[Stored items]
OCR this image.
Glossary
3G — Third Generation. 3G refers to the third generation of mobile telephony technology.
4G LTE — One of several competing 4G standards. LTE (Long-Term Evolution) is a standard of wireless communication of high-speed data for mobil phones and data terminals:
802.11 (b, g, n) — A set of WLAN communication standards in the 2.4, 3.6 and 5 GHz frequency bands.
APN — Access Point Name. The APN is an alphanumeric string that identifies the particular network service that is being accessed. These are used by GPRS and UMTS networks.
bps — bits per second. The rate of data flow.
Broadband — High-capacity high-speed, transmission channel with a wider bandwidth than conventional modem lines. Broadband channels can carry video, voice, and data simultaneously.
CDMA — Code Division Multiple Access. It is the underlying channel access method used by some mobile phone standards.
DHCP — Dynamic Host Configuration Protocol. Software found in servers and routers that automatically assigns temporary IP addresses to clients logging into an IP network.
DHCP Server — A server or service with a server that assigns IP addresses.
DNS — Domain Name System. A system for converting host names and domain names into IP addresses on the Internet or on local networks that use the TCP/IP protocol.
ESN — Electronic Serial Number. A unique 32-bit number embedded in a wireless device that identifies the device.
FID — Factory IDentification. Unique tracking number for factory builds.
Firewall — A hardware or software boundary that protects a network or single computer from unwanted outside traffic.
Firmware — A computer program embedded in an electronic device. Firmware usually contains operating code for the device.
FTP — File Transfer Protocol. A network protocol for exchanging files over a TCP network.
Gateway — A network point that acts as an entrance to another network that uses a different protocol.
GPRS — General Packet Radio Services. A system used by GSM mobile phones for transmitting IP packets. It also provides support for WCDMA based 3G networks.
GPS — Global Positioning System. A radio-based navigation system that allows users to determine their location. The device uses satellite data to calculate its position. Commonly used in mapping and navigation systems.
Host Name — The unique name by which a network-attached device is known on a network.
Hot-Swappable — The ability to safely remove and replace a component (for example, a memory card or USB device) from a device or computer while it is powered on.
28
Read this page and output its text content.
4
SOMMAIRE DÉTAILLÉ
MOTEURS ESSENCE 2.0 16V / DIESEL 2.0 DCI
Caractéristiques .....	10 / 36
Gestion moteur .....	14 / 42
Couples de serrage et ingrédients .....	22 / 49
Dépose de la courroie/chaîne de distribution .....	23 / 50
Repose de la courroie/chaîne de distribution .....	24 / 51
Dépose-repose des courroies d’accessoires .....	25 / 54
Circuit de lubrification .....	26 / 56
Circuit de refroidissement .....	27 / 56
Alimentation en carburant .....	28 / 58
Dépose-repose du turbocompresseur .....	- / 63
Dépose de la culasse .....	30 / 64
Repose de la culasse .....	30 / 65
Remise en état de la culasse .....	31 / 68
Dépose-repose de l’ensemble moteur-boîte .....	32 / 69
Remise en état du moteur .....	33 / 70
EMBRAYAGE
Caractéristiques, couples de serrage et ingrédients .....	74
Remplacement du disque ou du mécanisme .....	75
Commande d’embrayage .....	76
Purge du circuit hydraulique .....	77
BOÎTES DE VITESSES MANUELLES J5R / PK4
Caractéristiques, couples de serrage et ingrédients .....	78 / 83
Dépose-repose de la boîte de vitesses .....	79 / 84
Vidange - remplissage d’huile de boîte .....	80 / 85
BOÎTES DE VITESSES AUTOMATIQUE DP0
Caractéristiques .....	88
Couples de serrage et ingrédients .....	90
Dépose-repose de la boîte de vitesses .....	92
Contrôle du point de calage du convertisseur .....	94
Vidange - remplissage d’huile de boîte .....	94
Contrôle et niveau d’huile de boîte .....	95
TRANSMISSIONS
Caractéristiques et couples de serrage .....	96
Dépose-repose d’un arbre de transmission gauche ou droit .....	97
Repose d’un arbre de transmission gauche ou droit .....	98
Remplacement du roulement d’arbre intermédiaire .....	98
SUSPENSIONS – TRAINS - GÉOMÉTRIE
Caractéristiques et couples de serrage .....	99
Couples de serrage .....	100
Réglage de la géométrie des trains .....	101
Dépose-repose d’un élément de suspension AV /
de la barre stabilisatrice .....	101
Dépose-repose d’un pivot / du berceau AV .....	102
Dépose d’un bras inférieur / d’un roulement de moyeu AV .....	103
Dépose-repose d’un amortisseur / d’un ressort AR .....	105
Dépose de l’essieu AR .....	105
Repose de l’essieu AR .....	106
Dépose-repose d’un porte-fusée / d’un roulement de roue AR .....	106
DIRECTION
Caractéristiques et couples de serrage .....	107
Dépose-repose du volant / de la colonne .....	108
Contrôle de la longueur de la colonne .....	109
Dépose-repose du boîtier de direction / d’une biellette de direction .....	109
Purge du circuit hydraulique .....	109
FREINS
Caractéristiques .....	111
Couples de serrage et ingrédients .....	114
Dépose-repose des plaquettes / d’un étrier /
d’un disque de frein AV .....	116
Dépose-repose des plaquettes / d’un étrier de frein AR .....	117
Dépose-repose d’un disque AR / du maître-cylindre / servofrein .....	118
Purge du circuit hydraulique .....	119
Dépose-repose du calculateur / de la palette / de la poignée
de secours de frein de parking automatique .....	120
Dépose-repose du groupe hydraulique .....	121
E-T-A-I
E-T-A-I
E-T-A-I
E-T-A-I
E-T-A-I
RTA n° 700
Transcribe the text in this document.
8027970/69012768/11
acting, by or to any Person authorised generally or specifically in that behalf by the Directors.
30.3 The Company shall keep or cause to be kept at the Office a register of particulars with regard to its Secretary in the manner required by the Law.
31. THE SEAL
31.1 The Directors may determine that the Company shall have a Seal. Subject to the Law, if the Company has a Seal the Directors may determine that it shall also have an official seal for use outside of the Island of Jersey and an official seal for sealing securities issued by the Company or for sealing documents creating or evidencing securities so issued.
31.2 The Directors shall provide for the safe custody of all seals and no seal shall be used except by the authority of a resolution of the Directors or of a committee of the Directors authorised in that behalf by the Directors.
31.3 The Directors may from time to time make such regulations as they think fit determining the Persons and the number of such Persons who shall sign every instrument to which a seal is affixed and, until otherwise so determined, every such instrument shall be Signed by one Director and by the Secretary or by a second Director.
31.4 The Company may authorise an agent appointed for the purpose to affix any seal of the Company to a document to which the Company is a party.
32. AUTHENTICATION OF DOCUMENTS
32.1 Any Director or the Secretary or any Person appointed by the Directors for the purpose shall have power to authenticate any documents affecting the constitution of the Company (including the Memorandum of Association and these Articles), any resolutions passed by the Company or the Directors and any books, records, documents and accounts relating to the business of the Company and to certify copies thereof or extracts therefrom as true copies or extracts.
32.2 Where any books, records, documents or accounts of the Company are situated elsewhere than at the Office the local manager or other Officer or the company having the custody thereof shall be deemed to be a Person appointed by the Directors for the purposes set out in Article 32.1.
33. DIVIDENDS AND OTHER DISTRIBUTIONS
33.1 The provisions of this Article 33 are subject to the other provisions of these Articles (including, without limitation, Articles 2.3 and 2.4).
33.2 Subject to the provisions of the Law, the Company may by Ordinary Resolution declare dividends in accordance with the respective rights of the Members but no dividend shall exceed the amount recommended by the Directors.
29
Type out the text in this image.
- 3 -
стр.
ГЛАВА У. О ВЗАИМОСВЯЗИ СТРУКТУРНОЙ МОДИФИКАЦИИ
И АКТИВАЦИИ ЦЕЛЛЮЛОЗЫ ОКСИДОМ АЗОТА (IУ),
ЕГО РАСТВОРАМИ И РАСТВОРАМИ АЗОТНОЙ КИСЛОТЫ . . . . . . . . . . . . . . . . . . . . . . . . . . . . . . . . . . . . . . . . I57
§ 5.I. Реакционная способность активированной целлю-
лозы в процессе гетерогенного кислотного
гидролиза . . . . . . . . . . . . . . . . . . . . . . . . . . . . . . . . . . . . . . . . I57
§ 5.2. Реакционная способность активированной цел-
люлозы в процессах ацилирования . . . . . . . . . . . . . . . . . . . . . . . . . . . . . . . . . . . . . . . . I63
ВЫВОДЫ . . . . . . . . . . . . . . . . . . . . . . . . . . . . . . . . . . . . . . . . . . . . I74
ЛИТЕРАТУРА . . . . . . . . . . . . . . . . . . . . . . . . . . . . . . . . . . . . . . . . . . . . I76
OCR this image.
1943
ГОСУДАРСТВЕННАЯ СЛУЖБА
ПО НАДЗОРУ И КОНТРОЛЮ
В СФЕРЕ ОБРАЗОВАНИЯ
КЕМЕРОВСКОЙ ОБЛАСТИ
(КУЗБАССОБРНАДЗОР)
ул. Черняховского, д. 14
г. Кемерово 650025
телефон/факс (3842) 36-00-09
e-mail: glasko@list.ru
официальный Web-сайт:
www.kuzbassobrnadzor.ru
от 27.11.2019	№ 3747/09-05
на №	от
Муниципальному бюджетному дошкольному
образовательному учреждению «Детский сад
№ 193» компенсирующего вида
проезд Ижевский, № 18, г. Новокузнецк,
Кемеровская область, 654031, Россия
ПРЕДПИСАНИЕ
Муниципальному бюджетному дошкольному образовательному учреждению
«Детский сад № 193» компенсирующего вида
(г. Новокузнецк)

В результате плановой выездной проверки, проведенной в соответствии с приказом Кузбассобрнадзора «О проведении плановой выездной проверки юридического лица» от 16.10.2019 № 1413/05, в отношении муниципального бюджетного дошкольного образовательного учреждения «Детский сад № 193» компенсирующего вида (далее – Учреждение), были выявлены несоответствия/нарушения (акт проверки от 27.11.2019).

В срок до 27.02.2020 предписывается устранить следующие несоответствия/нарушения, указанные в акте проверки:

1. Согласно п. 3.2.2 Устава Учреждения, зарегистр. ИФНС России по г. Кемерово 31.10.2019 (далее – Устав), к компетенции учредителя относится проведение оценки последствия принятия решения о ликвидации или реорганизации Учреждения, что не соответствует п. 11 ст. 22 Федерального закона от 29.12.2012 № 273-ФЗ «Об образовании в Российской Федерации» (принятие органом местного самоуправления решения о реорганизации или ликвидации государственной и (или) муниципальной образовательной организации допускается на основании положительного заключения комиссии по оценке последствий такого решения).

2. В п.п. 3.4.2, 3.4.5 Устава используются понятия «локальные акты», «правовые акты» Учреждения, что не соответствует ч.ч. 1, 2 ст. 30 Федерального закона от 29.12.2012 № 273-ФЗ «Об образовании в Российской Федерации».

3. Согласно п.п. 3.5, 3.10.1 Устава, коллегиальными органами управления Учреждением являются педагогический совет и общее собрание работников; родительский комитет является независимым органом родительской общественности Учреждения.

== Task prompt ==
What is the number of lines in the records above that include the word "plaquettes"? Reply with that number and nothing more.

== The reply ==
2